◆ **Work required**:
Tally the lines holding "ИНЖЕНЕР" and state only that figure.
--- Extracted records ---
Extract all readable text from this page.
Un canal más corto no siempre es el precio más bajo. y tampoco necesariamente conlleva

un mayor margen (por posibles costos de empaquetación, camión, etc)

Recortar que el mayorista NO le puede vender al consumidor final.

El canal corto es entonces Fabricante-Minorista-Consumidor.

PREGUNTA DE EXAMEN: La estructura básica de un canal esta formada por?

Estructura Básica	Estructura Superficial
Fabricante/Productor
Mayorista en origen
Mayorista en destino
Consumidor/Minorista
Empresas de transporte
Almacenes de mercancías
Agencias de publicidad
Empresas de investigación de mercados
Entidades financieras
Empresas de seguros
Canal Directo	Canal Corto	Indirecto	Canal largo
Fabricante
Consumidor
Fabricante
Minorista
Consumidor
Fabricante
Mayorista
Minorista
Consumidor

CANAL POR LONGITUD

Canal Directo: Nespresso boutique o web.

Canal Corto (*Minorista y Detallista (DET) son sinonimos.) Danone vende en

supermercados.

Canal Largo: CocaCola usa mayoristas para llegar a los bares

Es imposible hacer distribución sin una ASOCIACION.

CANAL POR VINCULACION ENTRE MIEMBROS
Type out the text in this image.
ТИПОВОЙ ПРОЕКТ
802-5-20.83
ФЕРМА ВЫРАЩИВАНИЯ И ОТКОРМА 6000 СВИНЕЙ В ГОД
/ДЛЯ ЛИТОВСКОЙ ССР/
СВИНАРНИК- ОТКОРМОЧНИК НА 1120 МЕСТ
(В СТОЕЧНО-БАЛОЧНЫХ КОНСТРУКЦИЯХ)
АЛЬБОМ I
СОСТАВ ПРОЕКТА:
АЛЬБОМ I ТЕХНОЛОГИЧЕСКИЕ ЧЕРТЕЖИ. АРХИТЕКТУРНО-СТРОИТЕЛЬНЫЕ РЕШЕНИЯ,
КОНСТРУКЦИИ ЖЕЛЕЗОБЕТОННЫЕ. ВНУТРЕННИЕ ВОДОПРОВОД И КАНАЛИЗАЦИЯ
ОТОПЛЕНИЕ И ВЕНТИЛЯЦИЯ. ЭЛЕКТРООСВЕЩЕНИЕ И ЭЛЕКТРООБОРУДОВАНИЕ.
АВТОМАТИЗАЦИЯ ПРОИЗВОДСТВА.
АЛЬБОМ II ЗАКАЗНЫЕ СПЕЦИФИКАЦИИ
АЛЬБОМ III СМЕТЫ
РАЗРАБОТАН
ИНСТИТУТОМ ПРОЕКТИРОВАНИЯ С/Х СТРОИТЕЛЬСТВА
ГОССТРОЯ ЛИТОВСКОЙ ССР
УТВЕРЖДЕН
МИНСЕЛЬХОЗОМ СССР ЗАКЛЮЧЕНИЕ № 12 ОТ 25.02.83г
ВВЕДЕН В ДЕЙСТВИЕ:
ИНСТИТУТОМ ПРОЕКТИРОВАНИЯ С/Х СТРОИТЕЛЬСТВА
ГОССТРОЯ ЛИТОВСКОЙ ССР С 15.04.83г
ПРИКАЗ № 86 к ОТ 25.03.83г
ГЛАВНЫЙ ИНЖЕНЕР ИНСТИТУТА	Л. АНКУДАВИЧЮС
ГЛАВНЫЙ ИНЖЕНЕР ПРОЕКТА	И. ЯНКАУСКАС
---
◆ **Task output**:
2